● **Problem to work on**: Please copy every row below word for word, without the pictures.

● **Provided data**:
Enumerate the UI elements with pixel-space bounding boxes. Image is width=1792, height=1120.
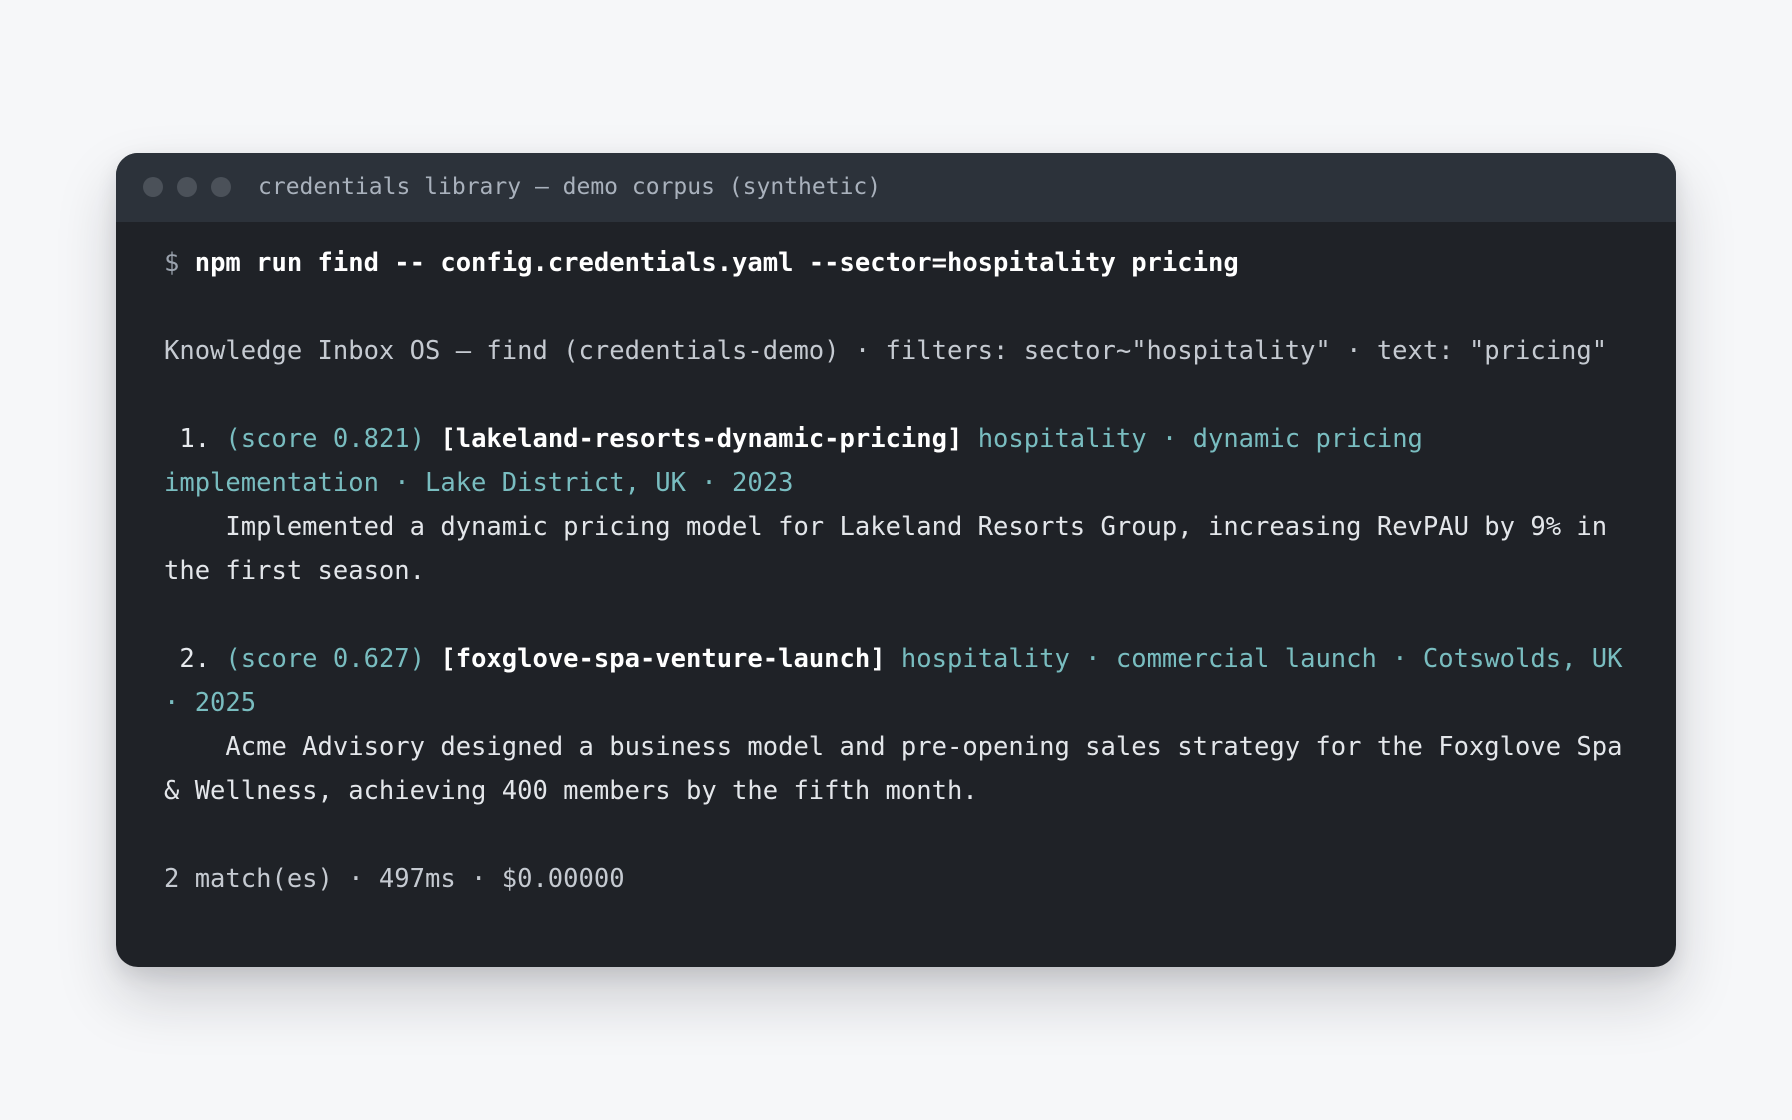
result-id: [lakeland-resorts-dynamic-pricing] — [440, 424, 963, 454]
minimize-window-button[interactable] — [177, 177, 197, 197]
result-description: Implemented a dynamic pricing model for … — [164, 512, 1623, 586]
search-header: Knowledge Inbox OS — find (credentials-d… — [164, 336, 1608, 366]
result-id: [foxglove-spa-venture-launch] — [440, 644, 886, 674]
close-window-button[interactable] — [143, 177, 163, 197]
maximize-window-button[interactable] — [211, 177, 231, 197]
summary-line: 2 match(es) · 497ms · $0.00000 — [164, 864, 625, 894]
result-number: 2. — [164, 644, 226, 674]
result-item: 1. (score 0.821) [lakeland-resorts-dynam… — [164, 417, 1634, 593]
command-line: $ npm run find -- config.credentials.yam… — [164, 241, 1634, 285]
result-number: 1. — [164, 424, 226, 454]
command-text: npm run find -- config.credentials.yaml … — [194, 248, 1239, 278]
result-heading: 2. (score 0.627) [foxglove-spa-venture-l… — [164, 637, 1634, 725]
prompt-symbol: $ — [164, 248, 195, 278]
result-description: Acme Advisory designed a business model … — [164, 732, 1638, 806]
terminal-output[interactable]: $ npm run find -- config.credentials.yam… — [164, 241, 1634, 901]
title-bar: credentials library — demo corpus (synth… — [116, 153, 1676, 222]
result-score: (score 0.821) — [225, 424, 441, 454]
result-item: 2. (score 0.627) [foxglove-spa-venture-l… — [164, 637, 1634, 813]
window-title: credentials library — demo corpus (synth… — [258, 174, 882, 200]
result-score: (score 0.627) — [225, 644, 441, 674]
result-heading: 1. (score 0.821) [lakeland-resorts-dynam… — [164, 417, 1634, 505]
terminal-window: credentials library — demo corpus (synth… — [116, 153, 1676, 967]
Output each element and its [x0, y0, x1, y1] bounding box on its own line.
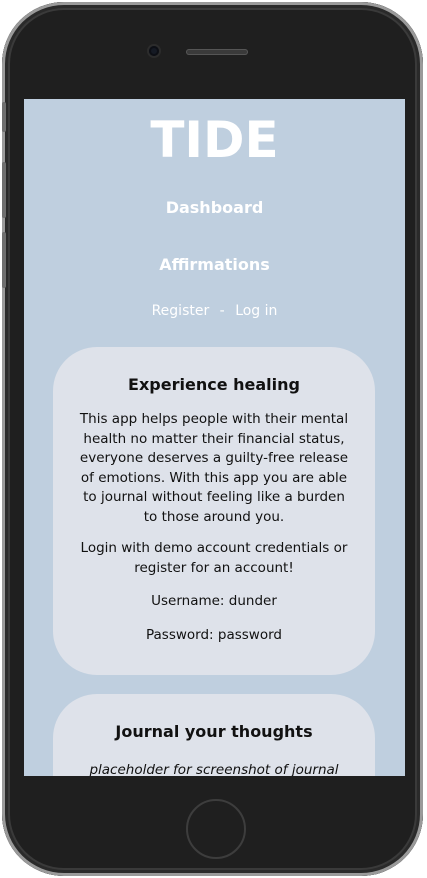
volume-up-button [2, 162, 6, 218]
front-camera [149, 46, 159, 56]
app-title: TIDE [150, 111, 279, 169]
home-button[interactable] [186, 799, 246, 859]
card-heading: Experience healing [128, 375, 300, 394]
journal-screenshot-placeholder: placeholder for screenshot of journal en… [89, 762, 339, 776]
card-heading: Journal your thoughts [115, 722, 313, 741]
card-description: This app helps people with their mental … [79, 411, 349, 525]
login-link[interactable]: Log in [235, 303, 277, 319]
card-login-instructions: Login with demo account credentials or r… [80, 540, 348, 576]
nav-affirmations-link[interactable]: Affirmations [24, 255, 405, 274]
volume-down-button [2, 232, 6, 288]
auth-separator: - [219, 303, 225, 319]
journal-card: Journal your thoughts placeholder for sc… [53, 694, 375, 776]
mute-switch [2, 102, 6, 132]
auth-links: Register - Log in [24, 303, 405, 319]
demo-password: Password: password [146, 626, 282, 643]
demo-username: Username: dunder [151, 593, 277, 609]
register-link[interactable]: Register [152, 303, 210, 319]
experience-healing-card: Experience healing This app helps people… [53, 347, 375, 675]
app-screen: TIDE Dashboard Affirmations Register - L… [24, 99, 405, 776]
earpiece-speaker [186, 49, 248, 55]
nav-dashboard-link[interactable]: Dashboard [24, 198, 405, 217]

● **Solved exercise**:
Enumerate the UI elements with pixel-space bounding boxes. Image is width=1792, height=1120.
result-id: [lakeland-resorts-dynamic-pricing] — [440, 424, 963, 454]
minimize-window-button[interactable] — [177, 177, 197, 197]
result-description: Implemented a dynamic pricing model for … — [164, 512, 1623, 586]
search-header: Knowledge Inbox OS — find (credentials-d… — [164, 336, 1608, 366]
result-id: [foxglove-spa-venture-launch] — [440, 644, 886, 674]
close-window-button[interactable] — [143, 177, 163, 197]
maximize-window-button[interactable] — [211, 177, 231, 197]
summary-line: 2 match(es) · 497ms · $0.00000 — [164, 864, 625, 894]
result-number: 2. — [164, 644, 226, 674]
result-item: 1. (score 0.821) [lakeland-resorts-dynam… — [164, 417, 1634, 593]
command-line: $ npm run find -- config.credentials.yam… — [164, 241, 1634, 285]
result-number: 1. — [164, 424, 226, 454]
command-text: npm run find -- config.credentials.yaml … — [194, 248, 1239, 278]
result-heading: 2. (score 0.627) [foxglove-spa-venture-l… — [164, 637, 1634, 725]
prompt-symbol: $ — [164, 248, 195, 278]
result-description: Acme Advisory designed a business model … — [164, 732, 1638, 806]
terminal-output[interactable]: $ npm run find -- config.credentials.yam… — [164, 241, 1634, 901]
title-bar: credentials library — demo corpus (synth… — [116, 153, 1676, 222]
result-score: (score 0.821) — [225, 424, 441, 454]
result-item: 2. (score 0.627) [foxglove-spa-venture-l… — [164, 637, 1634, 813]
window-title: credentials library — demo corpus (synth… — [258, 174, 882, 200]
result-score: (score 0.627) — [225, 644, 441, 674]
result-heading: 1. (score 0.821) [lakeland-resorts-dynam… — [164, 417, 1634, 505]
terminal-window: credentials library — demo corpus (synth… — [116, 153, 1676, 967]
Output each element and its [x0, y0, x1, y1] bounding box on its own line.
volume-up-button [2, 162, 6, 218]
front-camera [149, 46, 159, 56]
app-title: TIDE [150, 111, 279, 169]
home-button[interactable] [186, 799, 246, 859]
card-heading: Experience healing [128, 375, 300, 394]
journal-screenshot-placeholder: placeholder for screenshot of journal en… [89, 762, 339, 776]
card-heading: Journal your thoughts [115, 722, 313, 741]
card-description: This app helps people with their mental … [79, 411, 349, 525]
login-link[interactable]: Log in [235, 303, 277, 319]
card-login-instructions: Login with demo account credentials or r… [80, 540, 348, 576]
nav-affirmations-link[interactable]: Affirmations [24, 255, 405, 274]
volume-down-button [2, 232, 6, 288]
auth-separator: - [219, 303, 225, 319]
journal-card: Journal your thoughts placeholder for sc… [53, 694, 375, 776]
mute-switch [2, 102, 6, 132]
auth-links: Register - Log in [24, 303, 405, 319]
demo-password: Password: password [146, 626, 282, 643]
demo-username: Username: dunder [151, 593, 277, 609]
register-link[interactable]: Register [152, 303, 210, 319]
experience-healing-card: Experience healing This app helps people… [53, 347, 375, 675]
app-screen: TIDE Dashboard Affirmations Register - L… [24, 99, 405, 776]
earpiece-speaker [186, 49, 248, 55]
nav-dashboard-link[interactable]: Dashboard [24, 198, 405, 217]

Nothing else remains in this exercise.